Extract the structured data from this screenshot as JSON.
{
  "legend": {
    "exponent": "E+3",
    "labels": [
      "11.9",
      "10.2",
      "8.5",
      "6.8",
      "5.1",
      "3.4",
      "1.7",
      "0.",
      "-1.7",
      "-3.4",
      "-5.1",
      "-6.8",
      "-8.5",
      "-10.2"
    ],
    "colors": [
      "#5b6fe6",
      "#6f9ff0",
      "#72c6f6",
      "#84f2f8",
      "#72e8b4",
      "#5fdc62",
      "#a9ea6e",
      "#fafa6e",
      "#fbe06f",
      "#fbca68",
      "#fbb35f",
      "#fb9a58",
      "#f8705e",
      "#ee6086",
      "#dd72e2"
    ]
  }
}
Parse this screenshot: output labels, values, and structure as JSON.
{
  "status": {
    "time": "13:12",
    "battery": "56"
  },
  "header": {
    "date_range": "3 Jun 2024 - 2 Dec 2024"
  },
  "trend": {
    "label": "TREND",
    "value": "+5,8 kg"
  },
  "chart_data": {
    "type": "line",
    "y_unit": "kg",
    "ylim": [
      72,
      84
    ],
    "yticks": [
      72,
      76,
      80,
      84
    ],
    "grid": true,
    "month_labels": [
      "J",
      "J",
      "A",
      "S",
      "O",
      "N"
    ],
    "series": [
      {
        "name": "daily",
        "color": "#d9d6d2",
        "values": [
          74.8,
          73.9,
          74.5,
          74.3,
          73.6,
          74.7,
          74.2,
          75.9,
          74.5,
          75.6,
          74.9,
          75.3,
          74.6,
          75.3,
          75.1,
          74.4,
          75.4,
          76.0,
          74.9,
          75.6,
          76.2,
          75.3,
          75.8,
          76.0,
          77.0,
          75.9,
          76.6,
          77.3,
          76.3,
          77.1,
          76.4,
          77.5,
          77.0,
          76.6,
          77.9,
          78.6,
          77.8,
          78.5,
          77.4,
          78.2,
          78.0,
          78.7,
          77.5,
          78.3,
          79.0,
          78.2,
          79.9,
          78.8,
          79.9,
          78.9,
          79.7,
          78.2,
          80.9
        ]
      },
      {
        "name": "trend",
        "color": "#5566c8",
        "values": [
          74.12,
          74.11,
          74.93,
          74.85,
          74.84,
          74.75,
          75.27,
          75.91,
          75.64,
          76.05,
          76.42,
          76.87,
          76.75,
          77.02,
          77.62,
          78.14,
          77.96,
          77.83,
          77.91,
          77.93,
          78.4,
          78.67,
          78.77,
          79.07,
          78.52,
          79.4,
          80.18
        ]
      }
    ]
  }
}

:::

WRITTEN INSTRUCTION. Reproduce every line of the material above exactly.

SOLUTION BELOW.
Extract the structured data from this screenshot as JSON.
{
  "legend": {
    "exponent": "E+3",
    "labels": [
      "11.9",
      "10.2",
      "8.5",
      "6.8",
      "5.1",
      "3.4",
      "1.7",
      "0.",
      "-1.7",
      "-3.4",
      "-5.1",
      "-6.8",
      "-8.5",
      "-10.2"
    ],
    "colors": [
      "#5b6fe6",
      "#6f9ff0",
      "#72c6f6",
      "#84f2f8",
      "#72e8b4",
      "#5fdc62",
      "#a9ea6e",
      "#fafa6e",
      "#fbe06f",
      "#fbca68",
      "#fbb35f",
      "#fb9a58",
      "#f8705e",
      "#ee6086",
      "#dd72e2"
    ]
  }
}
Parse this screenshot: output labels, values, and structure as JSON.
{
  "status": {
    "time": "13:12",
    "battery": "56"
  },
  "header": {
    "date_range": "3 Jun 2024 - 2 Dec 2024"
  },
  "trend": {
    "label": "TREND",
    "value": "+5,8 kg"
  },
  "chart_data": {
    "type": "line",
    "y_unit": "kg",
    "ylim": [
      72,
      84
    ],
    "yticks": [
      72,
      76,
      80,
      84
    ],
    "grid": true,
    "month_labels": [
      "J",
      "J",
      "A",
      "S",
      "O",
      "N"
    ],
    "series": [
      {
        "name": "daily",
        "color": "#d9d6d2",
        "values": [
          74.8,
          73.9,
          74.5,
          74.3,
          73.6,
          74.7,
          74.2,
          75.9,
          74.5,
          75.6,
          74.9,
          75.3,
          74.6,
          75.3,
          75.1,
          74.4,
          75.4,
          76.0,
          74.9,
          75.6,
          76.2,
          75.3,
          75.8,
          76.0,
          77.0,
          75.9,
          76.6,
          77.3,
          76.3,
          77.1,
          76.4,
          77.5,
          77.0,
          76.6,
          77.9,
          78.6,
          77.8,
          78.5,
          77.4,
          78.2,
          78.0,
          78.7,
          77.5,
          78.3,
          79.0,
          78.2,
          79.9,
          78.8,
          79.9,
          78.9,
          79.7,
          78.2,
          80.9
        ]
      },
      {
        "name": "trend",
        "color": "#5566c8",
        "values": [
          74.12,
          74.11,
          74.93,
          74.85,
          74.84,
          74.75,
          75.27,
          75.91,
          75.64,
          76.05,
          76.42,
          76.87,
          76.75,
          77.02,
          77.62,
          78.14,
          77.96,
          77.83,
          77.91,
          77.93,
          78.4,
          78.67,
          78.77,
          79.07,
          78.52,
          79.4,
          80.18
        ]
      }
    ]
  }
}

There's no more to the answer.